### What the task requires
Print each of the entries exactly, leaving nothing out.

(Figure record listings)
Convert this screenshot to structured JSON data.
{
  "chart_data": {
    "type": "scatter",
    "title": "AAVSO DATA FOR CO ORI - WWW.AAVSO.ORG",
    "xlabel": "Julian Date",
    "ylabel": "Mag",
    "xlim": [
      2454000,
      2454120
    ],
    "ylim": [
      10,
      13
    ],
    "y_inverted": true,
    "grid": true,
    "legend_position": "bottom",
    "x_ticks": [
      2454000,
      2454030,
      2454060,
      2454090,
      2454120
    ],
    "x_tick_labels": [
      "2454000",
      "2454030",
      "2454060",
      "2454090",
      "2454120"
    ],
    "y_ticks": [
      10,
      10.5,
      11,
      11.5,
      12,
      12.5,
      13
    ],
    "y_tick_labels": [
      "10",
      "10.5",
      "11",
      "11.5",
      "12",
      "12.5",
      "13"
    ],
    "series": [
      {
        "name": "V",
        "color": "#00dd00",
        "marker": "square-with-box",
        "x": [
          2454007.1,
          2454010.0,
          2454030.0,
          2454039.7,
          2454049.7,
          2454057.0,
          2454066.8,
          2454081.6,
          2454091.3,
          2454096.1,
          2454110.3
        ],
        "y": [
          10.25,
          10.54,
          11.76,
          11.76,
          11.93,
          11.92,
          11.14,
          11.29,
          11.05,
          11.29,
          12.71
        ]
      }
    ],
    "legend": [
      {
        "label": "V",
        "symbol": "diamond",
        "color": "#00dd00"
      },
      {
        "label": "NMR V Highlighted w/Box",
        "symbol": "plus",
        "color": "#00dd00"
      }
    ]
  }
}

### Answer in full
Convert this screenshot to structured JSON data.
{
  "chart_data": {
    "type": "scatter",
    "title": "AAVSO DATA FOR CO ORI - WWW.AAVSO.ORG",
    "xlabel": "Julian Date",
    "ylabel": "Mag",
    "xlim": [
      2454000,
      2454120
    ],
    "ylim": [
      10,
      13
    ],
    "y_inverted": true,
    "grid": true,
    "legend_position": "bottom",
    "x_ticks": [
      2454000,
      2454030,
      2454060,
      2454090,
      2454120
    ],
    "x_tick_labels": [
      "2454000",
      "2454030",
      "2454060",
      "2454090",
      "2454120"
    ],
    "y_ticks": [
      10,
      10.5,
      11,
      11.5,
      12,
      12.5,
      13
    ],
    "y_tick_labels": [
      "10",
      "10.5",
      "11",
      "11.5",
      "12",
      "12.5",
      "13"
    ],
    "series": [
      {
        "name": "V",
        "color": "#00dd00",
        "marker": "square-with-box",
        "x": [
          2454007.1,
          2454010.0,
          2454030.0,
          2454039.7,
          2454049.7,
          2454057.0,
          2454066.8,
          2454081.6,
          2454091.3,
          2454096.1,
          2454110.3
        ],
        "y": [
          10.25,
          10.54,
          11.76,
          11.76,
          11.93,
          11.92,
          11.14,
          11.29,
          11.05,
          11.29,
          12.71
        ]
      }
    ],
    "legend": [
      {
        "label": "V",
        "symbol": "diamond",
        "color": "#00dd00"
      },
      {
        "label": "NMR V Highlighted w/Box",
        "symbol": "plus",
        "color": "#00dd00"
      }
    ]
  }
}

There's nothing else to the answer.